**What is needed**: Omit all images, then return the remaining material exactly as it stands.

**Record list**:

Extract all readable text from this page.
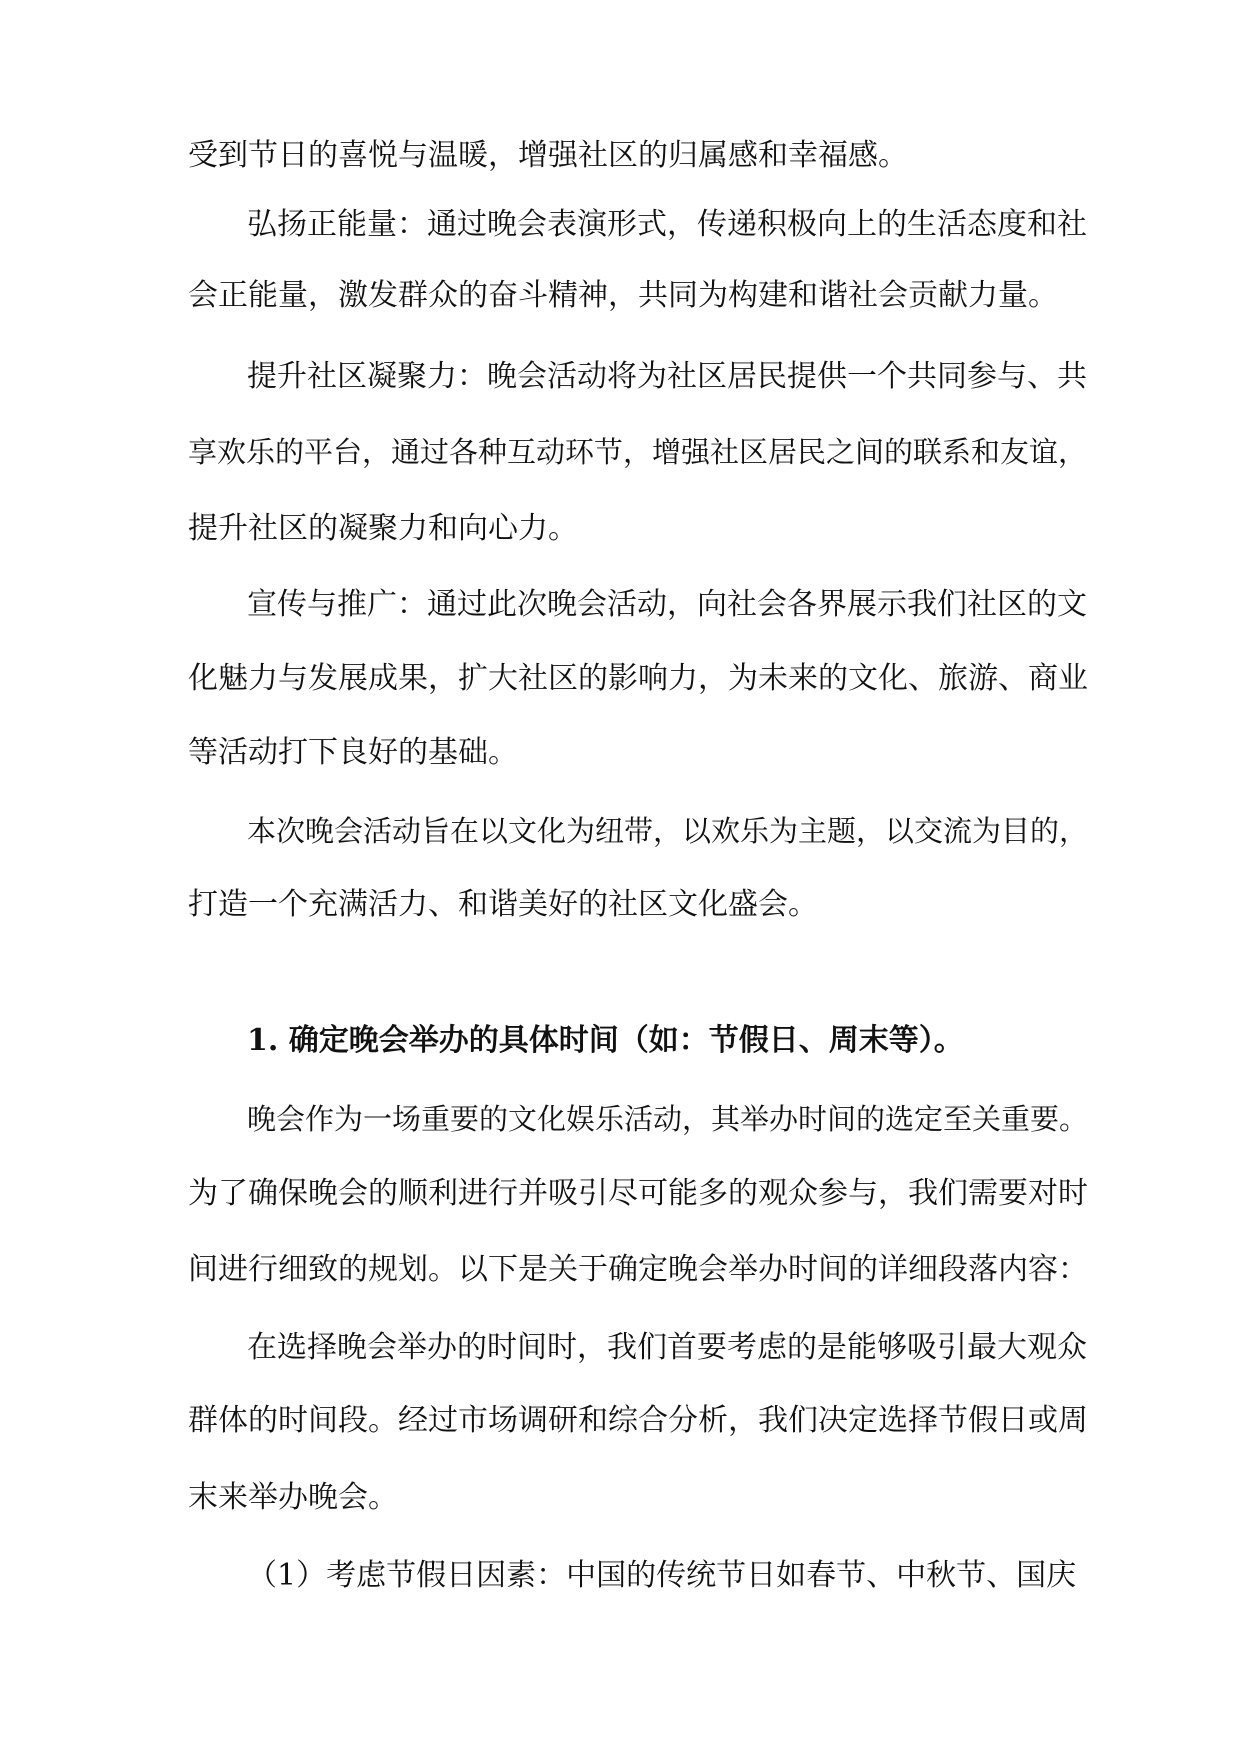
受到节日的喜悦与温暖，增强社区的归属感和幸福感。

弘扬正能量：通过晚会表演形式，传递积极向上的生活态度和社

会正能量，激发群众的奋斗精神，共同为构建和谐社会贡献力量。

提升社区凝聚力：晚会活动将为社区居民提供一个共同参与、共

享欢乐的平台，通过各种互动环节，增强社区居民之间的联系和友谊，

提升社区的凝聚力和向心力。

宣传与推广：通过此次晚会活动，向社会各界展示我们社区的文

化魅力与发展成果，扩大社区的影响力，为未来的文化、旅游、商业

等活动打下良好的基础。

本次晚会活动旨在以文化为纽带，以欢乐为主题，以交流为目的，

打造一个充满活力、和谐美好的社区文化盛会。

1. 确定晚会举办的具体时间（如：节假日、周末等）。

晚会作为一场重要的文化娱乐活动，其举办时间的选定至关重要。

为了确保晚会的顺利进行并吸引尽可能多的观众参与，我们需要对时

间进行细致的规划。以下是关于确定晚会举办时间的详细段落内容：

在选择晚会举办的时间时，我们首要考虑的是能够吸引最大观众

群体的时间段。经过市场调研和综合分析，我们决定选择节假日或周

末来举办晚会。

（1）考虑节假日因素：中国的传统节日如春节、中秋节、国庆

**Result of the task**:
Extract all readable text from this page.
受到节日的喜悦与温暖，增强社区的归属感和幸福感。

弘扬正能量：通过晚会表演形式，传递积极向上的生活态度和社

会正能量，激发群众的奋斗精神，共同为构建和谐社会贡献力量。

提升社区凝聚力：晚会活动将为社区居民提供一个共同参与、共

享欢乐的平台，通过各种互动环节，增强社区居民之间的联系和友谊，

提升社区的凝聚力和向心力。

宣传与推广：通过此次晚会活动，向社会各界展示我们社区的文

化魅力与发展成果，扩大社区的影响力，为未来的文化、旅游、商业

等活动打下良好的基础。

本次晚会活动旨在以文化为纽带，以欢乐为主题，以交流为目的，

打造一个充满活力、和谐美好的社区文化盛会。

1. 确定晚会举办的具体时间（如：节假日、周末等）。

晚会作为一场重要的文化娱乐活动，其举办时间的选定至关重要。

为了确保晚会的顺利进行并吸引尽可能多的观众参与，我们需要对时

间进行细致的规划。以下是关于确定晚会举办时间的详细段落内容：

在选择晚会举办的时间时，我们首要考虑的是能够吸引最大观众

群体的时间段。经过市场调研和综合分析，我们决定选择节假日或周

末来举办晚会。

（1）考虑节假日因素：中国的传统节日如春节、中秋节、国庆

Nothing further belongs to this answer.